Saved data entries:
= = =
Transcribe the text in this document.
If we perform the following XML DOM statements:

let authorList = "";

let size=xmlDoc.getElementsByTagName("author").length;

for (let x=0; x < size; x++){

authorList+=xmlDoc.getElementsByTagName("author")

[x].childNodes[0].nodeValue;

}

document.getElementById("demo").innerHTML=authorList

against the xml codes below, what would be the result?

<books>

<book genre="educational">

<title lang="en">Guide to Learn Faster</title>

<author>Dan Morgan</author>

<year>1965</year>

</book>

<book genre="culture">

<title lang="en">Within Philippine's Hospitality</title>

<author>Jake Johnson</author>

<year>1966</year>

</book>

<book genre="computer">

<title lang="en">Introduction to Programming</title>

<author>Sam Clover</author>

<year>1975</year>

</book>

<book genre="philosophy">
= = =
Do this - List the lines that contain the word "genre".

Exercise response -
<book genre="educational">
<book genre="culture">
<book genre="computer">
<book genre="philosophy">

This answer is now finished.